**INPUT ROWS**

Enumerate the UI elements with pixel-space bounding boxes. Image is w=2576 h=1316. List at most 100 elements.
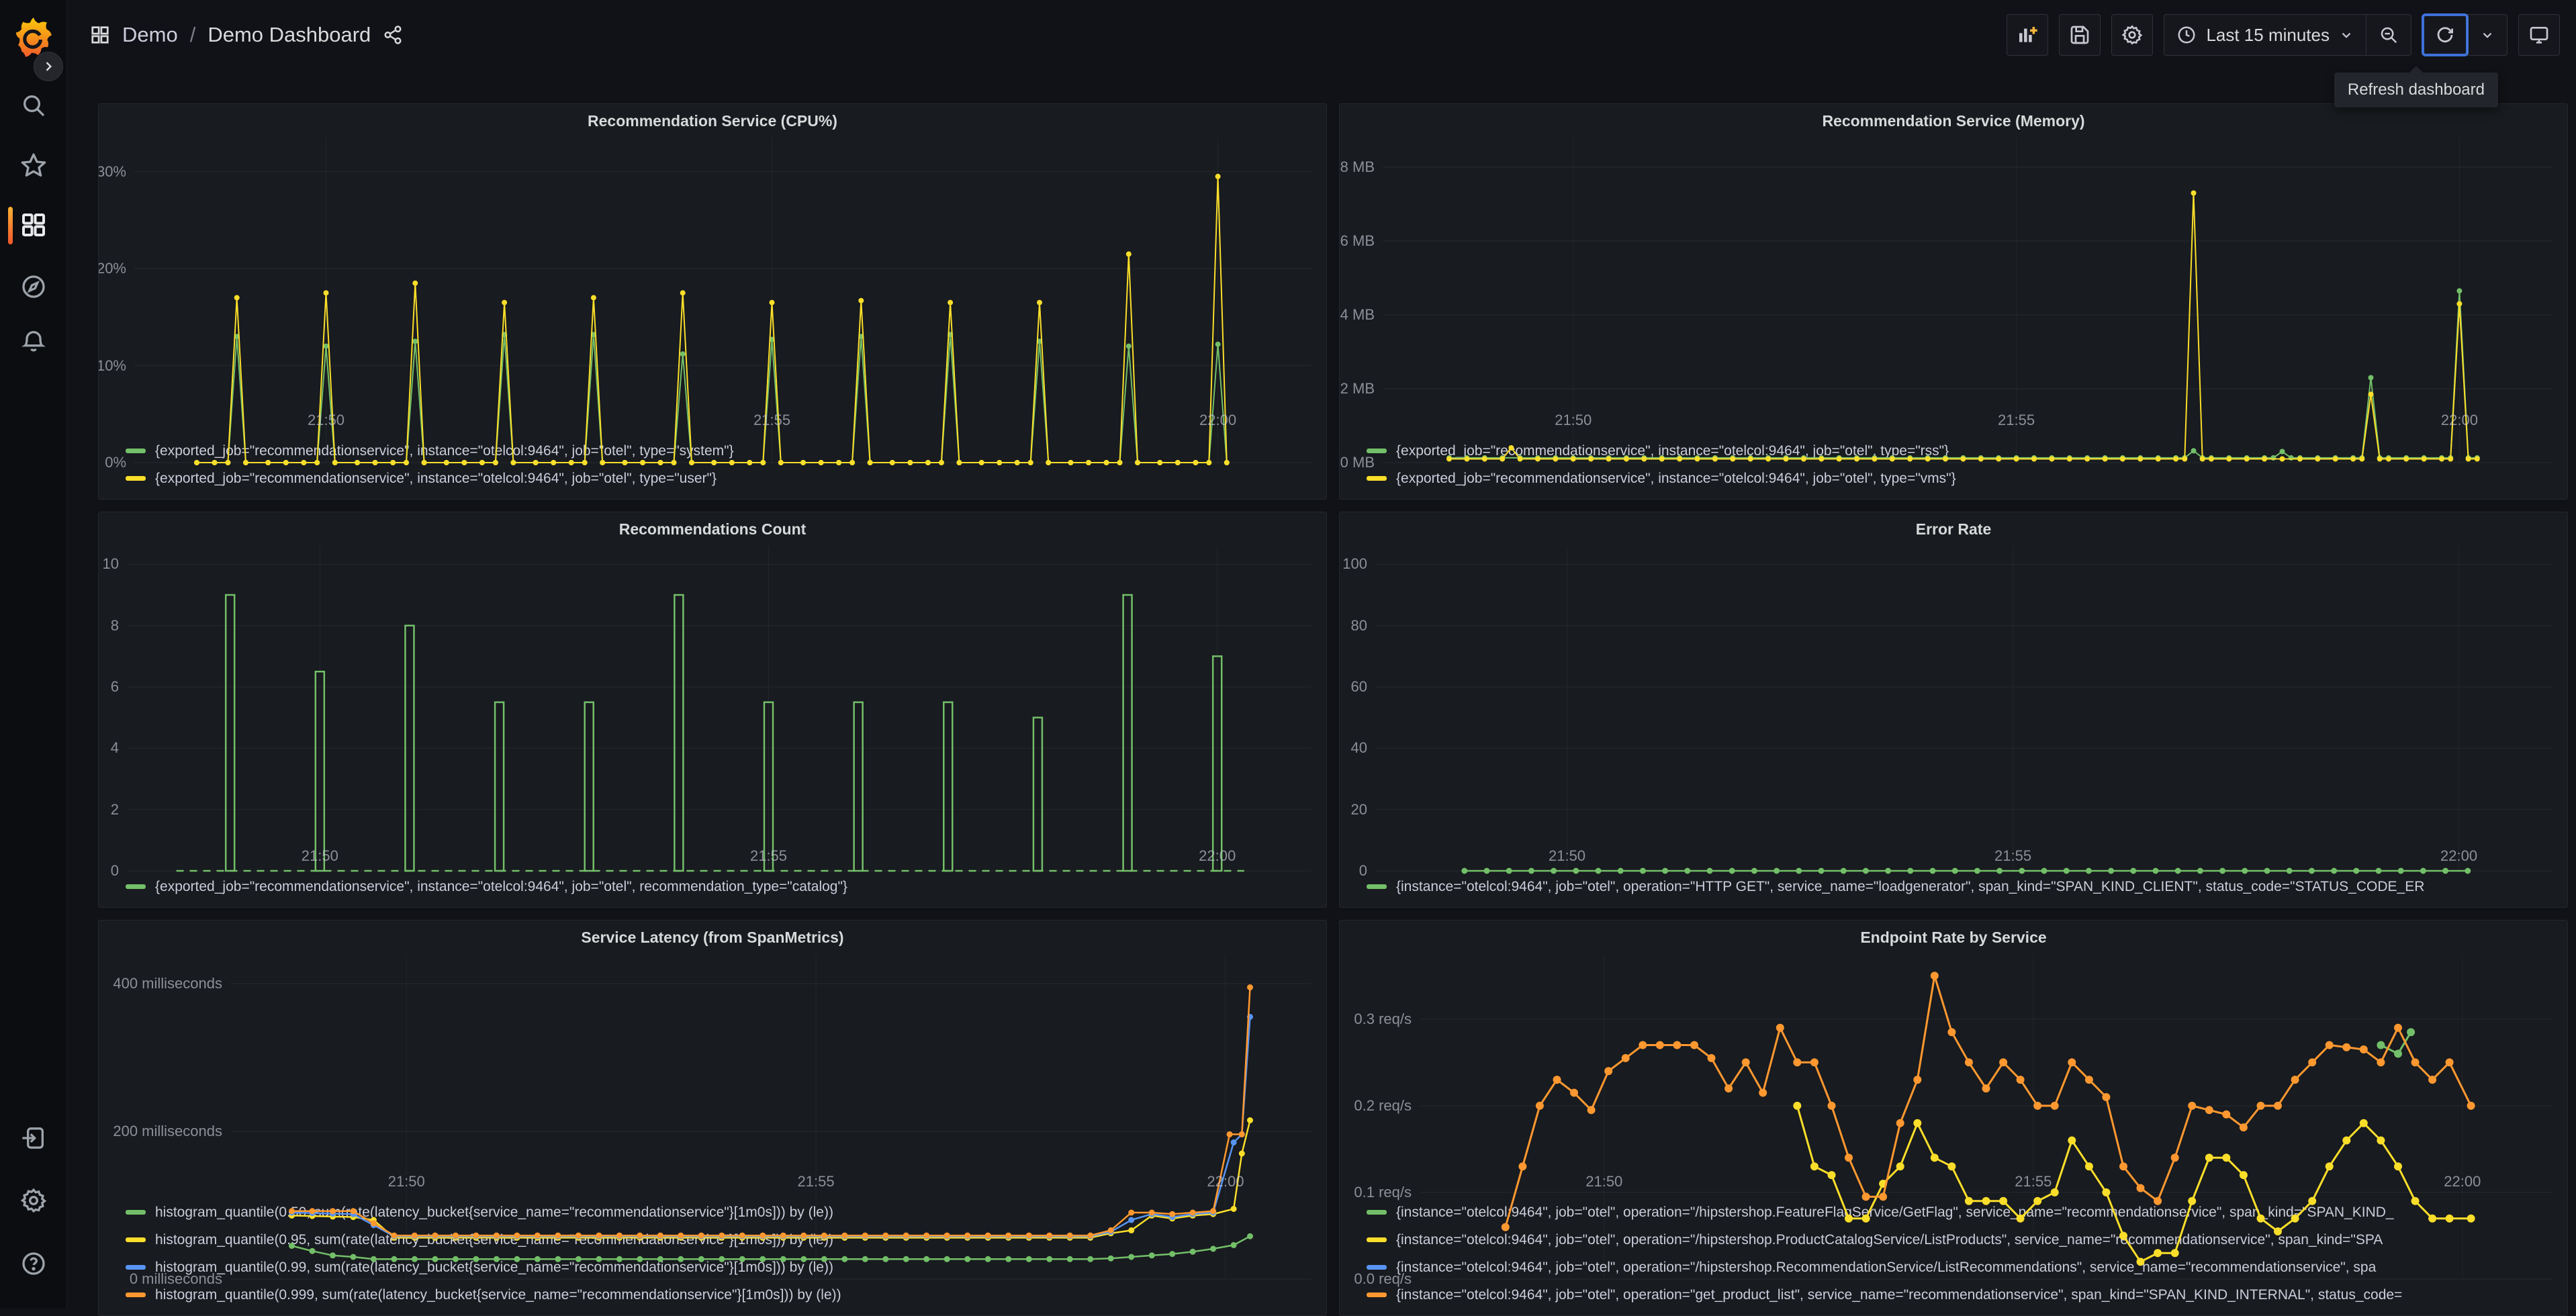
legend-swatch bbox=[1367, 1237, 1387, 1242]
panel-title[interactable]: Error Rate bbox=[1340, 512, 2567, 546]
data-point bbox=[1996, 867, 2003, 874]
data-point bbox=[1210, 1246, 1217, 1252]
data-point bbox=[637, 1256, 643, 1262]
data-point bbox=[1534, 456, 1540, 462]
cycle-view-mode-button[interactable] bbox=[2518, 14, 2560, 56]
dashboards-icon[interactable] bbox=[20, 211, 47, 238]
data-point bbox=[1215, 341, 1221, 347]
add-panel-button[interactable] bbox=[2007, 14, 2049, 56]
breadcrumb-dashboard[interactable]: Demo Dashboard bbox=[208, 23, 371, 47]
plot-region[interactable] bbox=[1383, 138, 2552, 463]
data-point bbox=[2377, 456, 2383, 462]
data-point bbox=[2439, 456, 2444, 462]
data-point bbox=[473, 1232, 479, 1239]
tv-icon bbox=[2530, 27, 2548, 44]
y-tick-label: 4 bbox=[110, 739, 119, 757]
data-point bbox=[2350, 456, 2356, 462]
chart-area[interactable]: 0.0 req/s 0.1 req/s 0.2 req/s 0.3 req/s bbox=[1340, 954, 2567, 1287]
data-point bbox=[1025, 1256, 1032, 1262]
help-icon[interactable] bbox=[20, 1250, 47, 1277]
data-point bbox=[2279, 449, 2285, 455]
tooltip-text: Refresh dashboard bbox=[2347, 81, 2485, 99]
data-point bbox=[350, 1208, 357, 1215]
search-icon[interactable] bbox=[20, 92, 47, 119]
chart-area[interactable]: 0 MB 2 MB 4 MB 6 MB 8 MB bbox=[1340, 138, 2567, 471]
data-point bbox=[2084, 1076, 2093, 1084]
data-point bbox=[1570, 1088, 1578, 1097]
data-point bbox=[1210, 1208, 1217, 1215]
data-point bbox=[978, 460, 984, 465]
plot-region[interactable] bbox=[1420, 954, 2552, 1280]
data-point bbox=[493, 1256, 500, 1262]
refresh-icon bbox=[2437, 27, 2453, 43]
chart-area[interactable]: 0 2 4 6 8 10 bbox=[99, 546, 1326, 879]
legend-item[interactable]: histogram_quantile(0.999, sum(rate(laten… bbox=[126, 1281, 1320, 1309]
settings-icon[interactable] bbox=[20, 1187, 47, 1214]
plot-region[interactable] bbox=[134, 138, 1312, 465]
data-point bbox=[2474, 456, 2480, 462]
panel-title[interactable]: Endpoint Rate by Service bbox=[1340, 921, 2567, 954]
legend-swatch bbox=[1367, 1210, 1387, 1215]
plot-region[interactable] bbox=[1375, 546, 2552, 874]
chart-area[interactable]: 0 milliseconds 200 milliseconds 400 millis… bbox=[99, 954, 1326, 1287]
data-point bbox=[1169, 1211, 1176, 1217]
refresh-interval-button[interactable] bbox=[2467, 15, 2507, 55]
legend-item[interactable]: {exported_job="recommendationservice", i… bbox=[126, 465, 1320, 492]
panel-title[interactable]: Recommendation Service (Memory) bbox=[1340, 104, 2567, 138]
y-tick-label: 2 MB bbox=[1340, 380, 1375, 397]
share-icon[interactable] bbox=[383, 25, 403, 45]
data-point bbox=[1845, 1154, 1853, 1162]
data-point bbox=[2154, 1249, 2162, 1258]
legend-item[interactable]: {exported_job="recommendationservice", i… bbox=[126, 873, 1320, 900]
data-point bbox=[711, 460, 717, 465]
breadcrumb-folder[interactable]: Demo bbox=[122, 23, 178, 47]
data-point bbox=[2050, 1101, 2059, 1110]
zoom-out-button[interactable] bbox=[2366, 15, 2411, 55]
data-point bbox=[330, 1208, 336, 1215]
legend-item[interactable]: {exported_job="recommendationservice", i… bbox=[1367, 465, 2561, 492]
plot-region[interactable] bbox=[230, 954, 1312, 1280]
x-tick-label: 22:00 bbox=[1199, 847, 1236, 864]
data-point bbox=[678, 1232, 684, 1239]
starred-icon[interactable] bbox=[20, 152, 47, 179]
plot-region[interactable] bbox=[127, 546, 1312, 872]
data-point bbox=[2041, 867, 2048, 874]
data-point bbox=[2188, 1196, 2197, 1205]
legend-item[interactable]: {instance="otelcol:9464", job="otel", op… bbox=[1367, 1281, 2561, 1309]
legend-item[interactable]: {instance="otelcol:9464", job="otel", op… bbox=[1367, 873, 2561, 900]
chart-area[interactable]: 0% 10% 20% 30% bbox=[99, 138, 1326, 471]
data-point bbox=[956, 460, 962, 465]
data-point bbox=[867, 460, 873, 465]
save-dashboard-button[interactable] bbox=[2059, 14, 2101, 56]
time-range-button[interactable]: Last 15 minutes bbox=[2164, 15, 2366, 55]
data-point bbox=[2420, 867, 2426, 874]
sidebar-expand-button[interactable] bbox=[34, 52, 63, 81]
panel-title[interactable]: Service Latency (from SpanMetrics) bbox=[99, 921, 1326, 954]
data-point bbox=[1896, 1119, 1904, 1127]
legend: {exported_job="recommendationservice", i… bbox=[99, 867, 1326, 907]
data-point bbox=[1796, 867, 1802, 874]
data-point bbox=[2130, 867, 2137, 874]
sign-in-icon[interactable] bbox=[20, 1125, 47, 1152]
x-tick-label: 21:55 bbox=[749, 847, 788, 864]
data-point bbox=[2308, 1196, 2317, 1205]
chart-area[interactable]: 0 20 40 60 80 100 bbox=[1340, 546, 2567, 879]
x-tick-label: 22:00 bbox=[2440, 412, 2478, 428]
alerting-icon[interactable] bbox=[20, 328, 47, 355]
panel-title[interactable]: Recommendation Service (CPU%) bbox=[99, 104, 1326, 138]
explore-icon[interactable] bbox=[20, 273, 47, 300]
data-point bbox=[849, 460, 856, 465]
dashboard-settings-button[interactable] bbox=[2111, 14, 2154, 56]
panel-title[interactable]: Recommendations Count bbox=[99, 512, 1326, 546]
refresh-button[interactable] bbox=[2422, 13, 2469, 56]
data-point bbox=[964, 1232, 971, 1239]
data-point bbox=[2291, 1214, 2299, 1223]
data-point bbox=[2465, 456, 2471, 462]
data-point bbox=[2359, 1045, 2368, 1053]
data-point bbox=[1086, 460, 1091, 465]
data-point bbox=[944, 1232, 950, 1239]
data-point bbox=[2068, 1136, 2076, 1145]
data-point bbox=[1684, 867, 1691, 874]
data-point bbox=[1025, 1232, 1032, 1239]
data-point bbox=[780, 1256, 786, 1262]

==

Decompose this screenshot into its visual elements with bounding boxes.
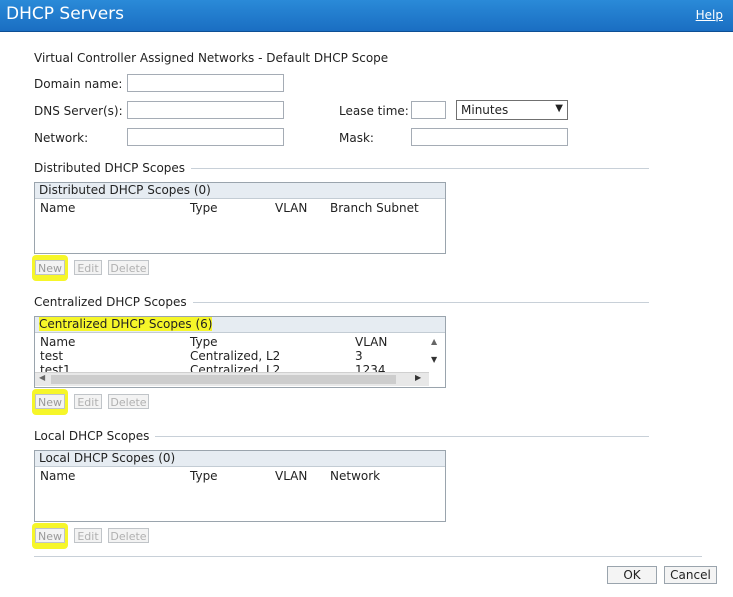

**WHAT THE TASK REQUIRES**
Could you put the lines from the one containing "Enumerate the UI" through the one containing "dashboards-icon[interactable] bbox=[20, 211, 47, 238]", both included, into a JSON list of strings with one string per line, leaving out blank lines and any pictures?

**EXERCISE OUTPUT**
[
  "Enumerate the UI elements with pixel-space bounding boxes. Image is w=2576 h=1316. List at most 100 elements.",
  "legend-swatch bbox=[1367, 1237, 1387, 1242]",
  "panel-title[interactable]: Error Rate bbox=[1340, 512, 2567, 546]",
  "data-point bbox=[1996, 867, 2003, 874]",
  "data-point bbox=[1210, 1246, 1217, 1252]",
  "data-point bbox=[637, 1256, 643, 1262]",
  "data-point bbox=[1534, 456, 1540, 462]",
  "cycle-view-mode-button[interactable] bbox=[2518, 14, 2560, 56]",
  "dashboards-icon[interactable] bbox=[20, 211, 47, 238]"
]